= TASK DESCRIPTION =
Output all the material that follows, exactly as given.

= RAW DATA =
◆ ◆ ◆ ◆ ◆ ◆ ◆

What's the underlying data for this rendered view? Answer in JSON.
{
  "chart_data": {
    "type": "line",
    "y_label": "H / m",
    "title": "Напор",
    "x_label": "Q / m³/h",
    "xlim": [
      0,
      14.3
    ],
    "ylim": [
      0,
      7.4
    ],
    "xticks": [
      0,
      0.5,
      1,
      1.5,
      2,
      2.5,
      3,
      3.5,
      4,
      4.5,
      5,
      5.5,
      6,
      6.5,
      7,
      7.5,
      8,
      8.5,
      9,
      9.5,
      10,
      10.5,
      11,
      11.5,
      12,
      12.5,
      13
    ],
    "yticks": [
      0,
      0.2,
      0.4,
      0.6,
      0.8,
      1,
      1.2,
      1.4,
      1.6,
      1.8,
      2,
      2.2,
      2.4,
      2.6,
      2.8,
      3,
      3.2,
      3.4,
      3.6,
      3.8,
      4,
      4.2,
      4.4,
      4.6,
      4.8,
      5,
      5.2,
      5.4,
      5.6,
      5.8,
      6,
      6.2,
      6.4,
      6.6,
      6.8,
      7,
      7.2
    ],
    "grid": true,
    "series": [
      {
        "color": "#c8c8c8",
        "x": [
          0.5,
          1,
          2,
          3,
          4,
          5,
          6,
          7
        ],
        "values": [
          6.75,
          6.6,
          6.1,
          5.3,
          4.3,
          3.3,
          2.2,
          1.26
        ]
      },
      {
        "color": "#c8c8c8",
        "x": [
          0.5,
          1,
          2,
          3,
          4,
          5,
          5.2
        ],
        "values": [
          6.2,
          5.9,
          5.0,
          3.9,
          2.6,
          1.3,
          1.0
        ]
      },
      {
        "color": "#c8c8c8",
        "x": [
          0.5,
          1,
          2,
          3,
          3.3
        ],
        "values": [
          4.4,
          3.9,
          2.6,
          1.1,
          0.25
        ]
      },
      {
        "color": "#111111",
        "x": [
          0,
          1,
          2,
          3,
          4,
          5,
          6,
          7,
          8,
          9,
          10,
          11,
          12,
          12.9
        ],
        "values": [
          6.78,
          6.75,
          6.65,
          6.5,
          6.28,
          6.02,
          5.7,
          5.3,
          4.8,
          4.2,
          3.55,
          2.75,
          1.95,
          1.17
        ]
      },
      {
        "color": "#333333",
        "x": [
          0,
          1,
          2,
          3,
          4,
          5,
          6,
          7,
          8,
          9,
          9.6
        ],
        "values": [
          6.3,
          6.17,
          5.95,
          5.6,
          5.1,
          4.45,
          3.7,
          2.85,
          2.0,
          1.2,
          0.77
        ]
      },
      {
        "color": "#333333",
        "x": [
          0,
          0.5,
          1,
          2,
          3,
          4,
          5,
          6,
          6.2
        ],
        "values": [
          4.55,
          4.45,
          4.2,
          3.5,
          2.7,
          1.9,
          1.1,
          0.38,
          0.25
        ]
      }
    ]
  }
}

◆ ◆ ◆ ◆ ◆ ◆ ◆

= REPLY TO THE EXERCISE =
What's the underlying data for this rendered view? Answer in JSON.
{
  "chart_data": {
    "type": "line",
    "y_label": "H / m",
    "title": "Напор",
    "x_label": "Q / m³/h",
    "xlim": [
      0,
      14.3
    ],
    "ylim": [
      0,
      7.4
    ],
    "xticks": [
      0,
      0.5,
      1,
      1.5,
      2,
      2.5,
      3,
      3.5,
      4,
      4.5,
      5,
      5.5,
      6,
      6.5,
      7,
      7.5,
      8,
      8.5,
      9,
      9.5,
      10,
      10.5,
      11,
      11.5,
      12,
      12.5,
      13
    ],
    "yticks": [
      0,
      0.2,
      0.4,
      0.6,
      0.8,
      1,
      1.2,
      1.4,
      1.6,
      1.8,
      2,
      2.2,
      2.4,
      2.6,
      2.8,
      3,
      3.2,
      3.4,
      3.6,
      3.8,
      4,
      4.2,
      4.4,
      4.6,
      4.8,
      5,
      5.2,
      5.4,
      5.6,
      5.8,
      6,
      6.2,
      6.4,
      6.6,
      6.8,
      7,
      7.2
    ],
    "grid": true,
    "series": [
      {
        "color": "#c8c8c8",
        "x": [
          0.5,
          1,
          2,
          3,
          4,
          5,
          6,
          7
        ],
        "values": [
          6.75,
          6.6,
          6.1,
          5.3,
          4.3,
          3.3,
          2.2,
          1.26
        ]
      },
      {
        "color": "#c8c8c8",
        "x": [
          0.5,
          1,
          2,
          3,
          4,
          5,
          5.2
        ],
        "values": [
          6.2,
          5.9,
          5.0,
          3.9,
          2.6,
          1.3,
          1.0
        ]
      },
      {
        "color": "#c8c8c8",
        "x": [
          0.5,
          1,
          2,
          3,
          3.3
        ],
        "values": [
          4.4,
          3.9,
          2.6,
          1.1,
          0.25
        ]
      },
      {
        "color": "#111111",
        "x": [
          0,
          1,
          2,
          3,
          4,
          5,
          6,
          7,
          8,
          9,
          10,
          11,
          12,
          12.9
        ],
        "values": [
          6.78,
          6.75,
          6.65,
          6.5,
          6.28,
          6.02,
          5.7,
          5.3,
          4.8,
          4.2,
          3.55,
          2.75,
          1.95,
          1.17
        ]
      },
      {
        "color": "#333333",
        "x": [
          0,
          1,
          2,
          3,
          4,
          5,
          6,
          7,
          8,
          9,
          9.6
        ],
        "values": [
          6.3,
          6.17,
          5.95,
          5.6,
          5.1,
          4.45,
          3.7,
          2.85,
          2.0,
          1.2,
          0.77
        ]
      },
      {
        "color": "#333333",
        "x": [
          0,
          0.5,
          1,
          2,
          3,
          4,
          5,
          6,
          6.2
        ],
        "values": [
          4.55,
          4.45,
          4.2,
          3.5,
          2.7,
          1.9,
          1.1,
          0.38,
          0.25
        ]
      }
    ]
  }
}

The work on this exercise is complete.